Reproduce every line of the items below without changing a single character.

* * * * *

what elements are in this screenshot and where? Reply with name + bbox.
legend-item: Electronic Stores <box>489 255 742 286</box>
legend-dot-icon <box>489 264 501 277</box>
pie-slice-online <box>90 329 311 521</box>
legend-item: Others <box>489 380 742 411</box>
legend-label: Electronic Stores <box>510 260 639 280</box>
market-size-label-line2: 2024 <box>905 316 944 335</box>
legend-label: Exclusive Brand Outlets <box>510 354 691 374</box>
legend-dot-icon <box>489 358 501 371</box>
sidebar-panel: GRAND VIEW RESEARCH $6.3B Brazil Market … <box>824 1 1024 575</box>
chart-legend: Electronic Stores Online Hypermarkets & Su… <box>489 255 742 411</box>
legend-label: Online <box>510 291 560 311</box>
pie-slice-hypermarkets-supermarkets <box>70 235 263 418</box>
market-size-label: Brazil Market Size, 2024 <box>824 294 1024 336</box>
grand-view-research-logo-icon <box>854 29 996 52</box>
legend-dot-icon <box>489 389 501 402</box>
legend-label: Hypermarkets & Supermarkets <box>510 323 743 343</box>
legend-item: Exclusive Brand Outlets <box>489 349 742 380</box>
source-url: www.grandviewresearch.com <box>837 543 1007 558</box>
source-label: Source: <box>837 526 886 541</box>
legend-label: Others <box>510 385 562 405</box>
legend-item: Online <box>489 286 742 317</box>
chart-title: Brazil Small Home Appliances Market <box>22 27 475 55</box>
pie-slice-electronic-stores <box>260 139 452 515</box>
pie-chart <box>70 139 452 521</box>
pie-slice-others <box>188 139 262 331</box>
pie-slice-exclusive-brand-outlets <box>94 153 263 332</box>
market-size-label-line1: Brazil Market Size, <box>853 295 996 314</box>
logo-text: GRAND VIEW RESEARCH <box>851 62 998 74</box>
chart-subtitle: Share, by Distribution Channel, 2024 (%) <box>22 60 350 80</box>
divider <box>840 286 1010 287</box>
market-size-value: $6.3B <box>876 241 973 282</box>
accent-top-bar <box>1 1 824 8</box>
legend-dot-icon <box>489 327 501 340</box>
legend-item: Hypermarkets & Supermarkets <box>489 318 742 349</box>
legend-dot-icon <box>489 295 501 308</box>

* * * * *

* [EXERCISE RESULT]
what elements are in this screenshot and where? Reply with name + bbox.
legend-item: Electronic Stores <box>489 255 742 286</box>
legend-dot-icon <box>489 264 501 277</box>
pie-slice-online <box>90 329 311 521</box>
legend-item: Others <box>489 380 742 411</box>
legend-label: Electronic Stores <box>510 260 639 280</box>
market-size-label-line2: 2024 <box>905 316 944 335</box>
legend-label: Exclusive Brand Outlets <box>510 354 691 374</box>
legend-dot-icon <box>489 358 501 371</box>
sidebar-panel: GRAND VIEW RESEARCH $6.3B Brazil Market … <box>824 1 1024 575</box>
chart-legend: Electronic Stores Online Hypermarkets & Su… <box>489 255 742 411</box>
legend-label: Online <box>510 291 560 311</box>
pie-slice-hypermarkets-supermarkets <box>70 235 263 418</box>
market-size-label: Brazil Market Size, 2024 <box>824 294 1024 336</box>
grand-view-research-logo-icon <box>854 29 996 52</box>
legend-dot-icon <box>489 389 501 402</box>
legend-label: Hypermarkets & Supermarkets <box>510 323 743 343</box>
legend-item: Exclusive Brand Outlets <box>489 349 742 380</box>
source-url: www.grandviewresearch.com <box>837 543 1007 558</box>
source-label: Source: <box>837 526 886 541</box>
legend-label: Others <box>510 385 562 405</box>
legend-item: Online <box>489 286 742 317</box>
chart-title: Brazil Small Home Appliances Market <box>22 27 475 55</box>
pie-slice-electronic-stores <box>260 139 452 515</box>
pie-chart <box>70 139 452 521</box>
pie-slice-others <box>188 139 262 331</box>
pie-slice-exclusive-brand-outlets <box>94 153 263 332</box>
market-size-label-line1: Brazil Market Size, <box>853 295 996 314</box>
logo-text: GRAND VIEW RESEARCH <box>851 62 998 74</box>
chart-subtitle: Share, by Distribution Channel, 2024 (%) <box>22 60 350 80</box>
divider <box>840 286 1010 287</box>
market-size-value: $6.3B <box>876 241 973 282</box>
accent-top-bar <box>1 1 824 8</box>
legend-dot-icon <box>489 327 501 340</box>
legend-item: Hypermarkets & Supermarkets <box>489 318 742 349</box>
legend-dot-icon <box>489 295 501 308</box>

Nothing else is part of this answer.